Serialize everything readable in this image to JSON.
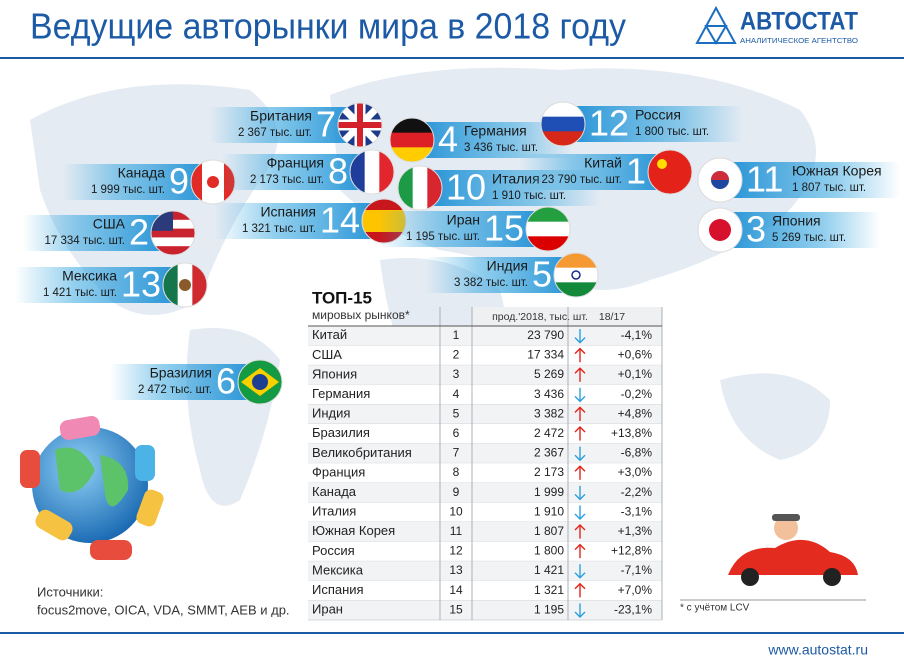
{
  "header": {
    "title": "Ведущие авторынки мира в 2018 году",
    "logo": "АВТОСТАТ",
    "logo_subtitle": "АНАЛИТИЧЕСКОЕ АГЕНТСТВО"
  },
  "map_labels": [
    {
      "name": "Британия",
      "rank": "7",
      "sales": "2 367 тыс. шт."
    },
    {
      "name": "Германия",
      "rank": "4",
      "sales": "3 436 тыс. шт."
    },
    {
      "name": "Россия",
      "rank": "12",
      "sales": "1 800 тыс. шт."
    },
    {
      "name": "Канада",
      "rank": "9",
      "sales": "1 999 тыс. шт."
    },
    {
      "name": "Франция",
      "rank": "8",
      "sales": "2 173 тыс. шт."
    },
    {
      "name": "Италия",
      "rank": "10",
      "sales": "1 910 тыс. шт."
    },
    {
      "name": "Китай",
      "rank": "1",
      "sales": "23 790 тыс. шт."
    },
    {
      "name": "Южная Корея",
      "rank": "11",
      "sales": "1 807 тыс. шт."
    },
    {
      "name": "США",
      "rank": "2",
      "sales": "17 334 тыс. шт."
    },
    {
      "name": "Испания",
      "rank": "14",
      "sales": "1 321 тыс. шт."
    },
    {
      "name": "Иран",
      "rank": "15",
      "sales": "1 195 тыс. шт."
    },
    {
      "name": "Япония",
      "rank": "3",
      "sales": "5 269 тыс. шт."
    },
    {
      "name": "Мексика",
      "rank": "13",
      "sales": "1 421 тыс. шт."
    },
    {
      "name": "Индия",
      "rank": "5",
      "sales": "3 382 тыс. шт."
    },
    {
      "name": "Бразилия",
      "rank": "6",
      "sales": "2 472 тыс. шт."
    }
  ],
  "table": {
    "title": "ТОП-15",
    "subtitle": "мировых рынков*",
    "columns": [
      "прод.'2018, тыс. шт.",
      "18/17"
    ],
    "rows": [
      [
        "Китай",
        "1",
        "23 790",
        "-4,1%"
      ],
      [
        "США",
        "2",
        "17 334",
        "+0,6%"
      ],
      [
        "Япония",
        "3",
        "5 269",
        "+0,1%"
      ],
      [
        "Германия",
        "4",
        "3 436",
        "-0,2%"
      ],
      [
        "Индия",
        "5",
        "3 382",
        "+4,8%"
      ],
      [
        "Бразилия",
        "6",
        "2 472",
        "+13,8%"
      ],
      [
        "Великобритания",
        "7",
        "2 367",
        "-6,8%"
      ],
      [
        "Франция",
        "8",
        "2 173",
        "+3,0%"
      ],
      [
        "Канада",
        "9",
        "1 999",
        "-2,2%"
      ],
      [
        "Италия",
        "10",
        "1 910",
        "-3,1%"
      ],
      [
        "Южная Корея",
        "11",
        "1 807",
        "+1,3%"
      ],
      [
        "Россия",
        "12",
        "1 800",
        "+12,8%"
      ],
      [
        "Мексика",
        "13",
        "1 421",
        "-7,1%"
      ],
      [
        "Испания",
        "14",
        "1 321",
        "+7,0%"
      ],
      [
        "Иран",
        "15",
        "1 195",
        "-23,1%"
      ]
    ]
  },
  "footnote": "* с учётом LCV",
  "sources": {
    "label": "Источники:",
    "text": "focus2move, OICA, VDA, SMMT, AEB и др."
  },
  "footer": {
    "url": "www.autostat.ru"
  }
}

*Instruction*
Copy the data exactly. Any picture it contains is to be omitted.

*Answer to the task*
Serialize everything readable in this image to JSON.
{
  "header": {
    "title": "Ведущие авторынки мира в 2018 году",
    "logo": "АВТОСТАТ",
    "logo_subtitle": "АНАЛИТИЧЕСКОЕ АГЕНТСТВО"
  },
  "map_labels": [
    {
      "name": "Британия",
      "rank": "7",
      "sales": "2 367 тыс. шт."
    },
    {
      "name": "Германия",
      "rank": "4",
      "sales": "3 436 тыс. шт."
    },
    {
      "name": "Россия",
      "rank": "12",
      "sales": "1 800 тыс. шт."
    },
    {
      "name": "Канада",
      "rank": "9",
      "sales": "1 999 тыс. шт."
    },
    {
      "name": "Франция",
      "rank": "8",
      "sales": "2 173 тыс. шт."
    },
    {
      "name": "Италия",
      "rank": "10",
      "sales": "1 910 тыс. шт."
    },
    {
      "name": "Китай",
      "rank": "1",
      "sales": "23 790 тыс. шт."
    },
    {
      "name": "Южная Корея",
      "rank": "11",
      "sales": "1 807 тыс. шт."
    },
    {
      "name": "США",
      "rank": "2",
      "sales": "17 334 тыс. шт."
    },
    {
      "name": "Испания",
      "rank": "14",
      "sales": "1 321 тыс. шт."
    },
    {
      "name": "Иран",
      "rank": "15",
      "sales": "1 195 тыс. шт."
    },
    {
      "name": "Япония",
      "rank": "3",
      "sales": "5 269 тыс. шт."
    },
    {
      "name": "Мексика",
      "rank": "13",
      "sales": "1 421 тыс. шт."
    },
    {
      "name": "Индия",
      "rank": "5",
      "sales": "3 382 тыс. шт."
    },
    {
      "name": "Бразилия",
      "rank": "6",
      "sales": "2 472 тыс. шт."
    }
  ],
  "table": {
    "title": "ТОП-15",
    "subtitle": "мировых рынков*",
    "columns": [
      "прод.'2018, тыс. шт.",
      "18/17"
    ],
    "rows": [
      [
        "Китай",
        "1",
        "23 790",
        "-4,1%"
      ],
      [
        "США",
        "2",
        "17 334",
        "+0,6%"
      ],
      [
        "Япония",
        "3",
        "5 269",
        "+0,1%"
      ],
      [
        "Германия",
        "4",
        "3 436",
        "-0,2%"
      ],
      [
        "Индия",
        "5",
        "3 382",
        "+4,8%"
      ],
      [
        "Бразилия",
        "6",
        "2 472",
        "+13,8%"
      ],
      [
        "Великобритания",
        "7",
        "2 367",
        "-6,8%"
      ],
      [
        "Франция",
        "8",
        "2 173",
        "+3,0%"
      ],
      [
        "Канада",
        "9",
        "1 999",
        "-2,2%"
      ],
      [
        "Италия",
        "10",
        "1 910",
        "-3,1%"
      ],
      [
        "Южная Корея",
        "11",
        "1 807",
        "+1,3%"
      ],
      [
        "Россия",
        "12",
        "1 800",
        "+12,8%"
      ],
      [
        "Мексика",
        "13",
        "1 421",
        "-7,1%"
      ],
      [
        "Испания",
        "14",
        "1 321",
        "+7,0%"
      ],
      [
        "Иран",
        "15",
        "1 195",
        "-23,1%"
      ]
    ]
  },
  "footnote": "* с учётом LCV",
  "sources": {
    "label": "Источники:",
    "text": "focus2move, OICA, VDA, SMMT, AEB и др."
  },
  "footer": {
    "url": "www.autostat.ru"
  }
}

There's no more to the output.